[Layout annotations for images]
++++++++

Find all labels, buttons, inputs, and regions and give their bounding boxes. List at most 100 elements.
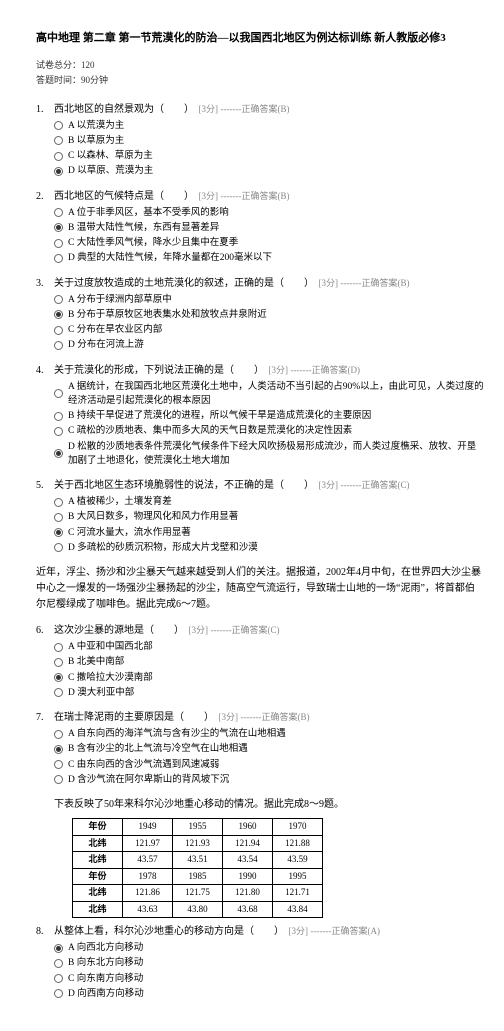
q5-opt-a-radio[interactable]: [54, 498, 63, 507]
q7-opt-b-radio[interactable]: [54, 745, 63, 754]
q6-opt-c: C 撒哈拉大沙漠南部: [68, 671, 153, 685]
q2-opt-d-radio[interactable]: [54, 254, 63, 263]
q8-opt-b-radio[interactable]: [54, 959, 63, 968]
q6-opt-b-radio[interactable]: [54, 658, 63, 667]
cell: 1990: [223, 868, 273, 885]
q8-opt-d: D 向西南方向移动: [68, 987, 144, 1001]
q6-opt-a: A 中亚和中国西北部: [68, 640, 153, 654]
q1-opt-a: A 以荒漠为主: [68, 119, 124, 133]
cell: 121.86: [123, 885, 173, 902]
q4-num: 4.: [36, 363, 54, 378]
q8-opt-a-radio[interactable]: [54, 944, 63, 953]
q6-opt-b: B 北美中南部: [68, 655, 124, 669]
q7-opt-b: B 含有沙尘的北上气流与冷空气在山地相遇: [68, 742, 248, 756]
q2-opt-a: A 位于非季风区，基本不受季风的影响: [68, 206, 229, 220]
q7-opt-d-radio[interactable]: [54, 775, 63, 784]
q8-stem: 从整体上看，科尔沁沙地重心的移动方向是（ ） [3分] -------正确答案(…: [54, 924, 380, 939]
q3-opt-d: D 分布在河流上游: [68, 338, 144, 352]
cell: 43.59: [273, 852, 323, 869]
q4-stem: 关于荒漠化的形成，下列说法正确的是（ ） [3分] -------正确答案(D): [54, 363, 360, 378]
question-3: 3. 关于过度放牧造成的土地荒漠化的叙述，正确的是（ ） [3分] ------…: [36, 276, 484, 353]
q3-opt-b-radio[interactable]: [54, 310, 63, 319]
cell: 1985: [173, 868, 223, 885]
cell: 121.97: [123, 835, 173, 852]
q4-opt-a-radio[interactable]: [54, 389, 63, 398]
cell: 北纬: [73, 835, 123, 852]
cell: 43.84: [273, 901, 323, 918]
cell: 1978: [123, 868, 173, 885]
q2-opt-c: C 大陆性季风气候，降水少且集中在夏季: [68, 236, 238, 250]
q2-opt-b: B 温带大陆性气候，东西有显著差异: [68, 221, 219, 235]
q7-stem: 在瑞士降泥雨的主要原因是（ ） [3分] -------正确答案(B): [54, 710, 309, 725]
q2-opt-d: D 典型的大陆性气候，年降水量都在200毫米以下: [68, 251, 272, 265]
q2-opt-a-radio[interactable]: [54, 208, 63, 217]
q1-stem: 西北地区的自然景观为（ ） [3分] -------正确答案(B): [54, 102, 289, 117]
q4-opt-d-radio[interactable]: [54, 449, 63, 458]
time-limit: 答题时间：90分钟: [36, 74, 484, 88]
question-7: 7. 在瑞士降泥雨的主要原因是（ ） [3分] -------正确答案(B) A…: [36, 710, 484, 787]
cell: 年份: [73, 868, 123, 885]
q4-opt-b-radio[interactable]: [54, 412, 63, 421]
question-2: 2. 西北地区的气候特点是（ ） [3分] -------正确答案(B) A 位…: [36, 189, 484, 266]
cell: 121.71: [273, 885, 323, 902]
q7-opt-d: D 含沙气流在阿尔卑斯山的背风坡下沉: [68, 773, 229, 787]
q1-opt-b-radio[interactable]: [54, 136, 63, 145]
q1-opt-a-radio[interactable]: [54, 121, 63, 130]
q4-opt-c: C 疏松的沙质地表、集中而多大风的天气日数是荒漠化的决定性因素: [68, 424, 352, 438]
cell: 北纬: [73, 901, 123, 918]
page-title: 高中地理 第二章 第一节荒漠化的防治—以我国西北地区为例达标训练 新人教版必修3: [36, 30, 484, 47]
cell: 121.88: [273, 835, 323, 852]
q5-stem: 关于西北地区生态环境脆弱性的说法，不正确的是（ ） [3分] -------正确…: [54, 478, 409, 493]
q8-opt-a: A 向西北方向移动: [68, 941, 143, 955]
cell: 43.51: [173, 852, 223, 869]
q1-opt-d-radio[interactable]: [54, 167, 63, 176]
q4-opt-d: D 松散的沙质地表条件荒漠化气候条件下经大风吹扬极易形成流沙，而人类过度樵采、放…: [68, 440, 484, 469]
q5-opt-b-radio[interactable]: [54, 513, 63, 522]
q5-opt-b: B 大风日数多，物理风化和风力作用显著: [68, 510, 238, 524]
q5-opt-c: C 河流水量大，流水作用显著: [68, 526, 191, 540]
q8-opt-d-radio[interactable]: [54, 989, 63, 998]
q3-opt-b: B 分布于草原牧区地表集水处和放牧点井泉附近: [68, 308, 267, 322]
q3-num: 3.: [36, 276, 54, 291]
q3-opt-d-radio[interactable]: [54, 341, 63, 350]
total-score: 试卷总分：120: [36, 59, 484, 73]
q1-opt-b: B 以草原为主: [68, 134, 124, 148]
q3-opt-c-radio[interactable]: [54, 326, 63, 335]
cell: 43.63: [123, 901, 173, 918]
q2-opt-b-radio[interactable]: [54, 223, 63, 232]
q6-opt-d-radio[interactable]: [54, 688, 63, 697]
q6-num: 6.: [36, 623, 54, 638]
cell: 北纬: [73, 885, 123, 902]
q6-opt-a-radio[interactable]: [54, 643, 63, 652]
q5-opt-a: A 植被稀少，土壤发育差: [68, 495, 172, 509]
cell: 1995: [273, 868, 323, 885]
q5-opt-d-radio[interactable]: [54, 543, 63, 552]
q6-opt-c-radio[interactable]: [54, 673, 63, 682]
q4-opt-c-radio[interactable]: [54, 427, 63, 436]
q8-opt-c-radio[interactable]: [54, 974, 63, 983]
cell: 1949: [123, 819, 173, 836]
q8-num: 8.: [36, 924, 54, 939]
q2-stem: 西北地区的气候特点是（ ） [3分] -------正确答案(B): [54, 189, 289, 204]
q1-opt-c-radio[interactable]: [54, 152, 63, 161]
cell: 1960: [223, 819, 273, 836]
q1-opt-d: D 以草原、荒漠为主: [68, 164, 153, 178]
cell: 北纬: [73, 852, 123, 869]
q7-num: 7.: [36, 710, 54, 725]
question-8: 8. 从整体上看，科尔沁沙地重心的移动方向是（ ） [3分] -------正确…: [36, 924, 484, 1001]
question-4: 4. 关于荒漠化的形成，下列说法正确的是（ ） [3分] -------正确答案…: [36, 363, 484, 469]
q2-opt-c-radio[interactable]: [54, 239, 63, 248]
q7-opt-c-radio[interactable]: [54, 760, 63, 769]
cell: 121.94: [223, 835, 273, 852]
q7-opt-a-radio[interactable]: [54, 730, 63, 739]
q5-opt-c-radio[interactable]: [54, 528, 63, 537]
q5-num: 5.: [36, 478, 54, 493]
cell: 121.80: [223, 885, 273, 902]
cell: 43.57: [123, 852, 173, 869]
q2-num: 2.: [36, 189, 54, 204]
q7-opt-a: A 自东向西的海洋气流与含有沙尘的气流在山地相遇: [68, 727, 286, 741]
q3-opt-a-radio[interactable]: [54, 295, 63, 304]
q4-opt-a: A 据统计，在我国西北地区荒漠化土地中，人类活动不当引起的占90%以上，由此可见…: [68, 380, 484, 409]
table-intro: 下表反映了50年来科尔沁沙地重心移动的情况。据此完成8～9题。: [54, 797, 484, 812]
data-table: 年份 1949 1955 1960 1970 北纬 121.97 121.93 …: [72, 818, 323, 918]
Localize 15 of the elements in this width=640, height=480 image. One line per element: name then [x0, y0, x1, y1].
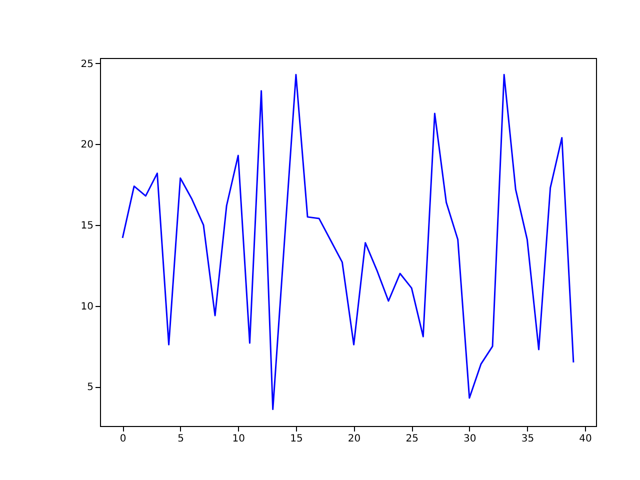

++++++++

What the task requires: Pull out every line of the items above that contains the string "elements", copying each one in full. Matching is case-sensitive.

Exercise answer:
Find all labels, buttons, inputs, and regions and give their bounding boxes. List at most 100 elements.
Localize 15 of the elements in this width=640, height=480 image. One line per element: name then [x0, y0, x1, y1].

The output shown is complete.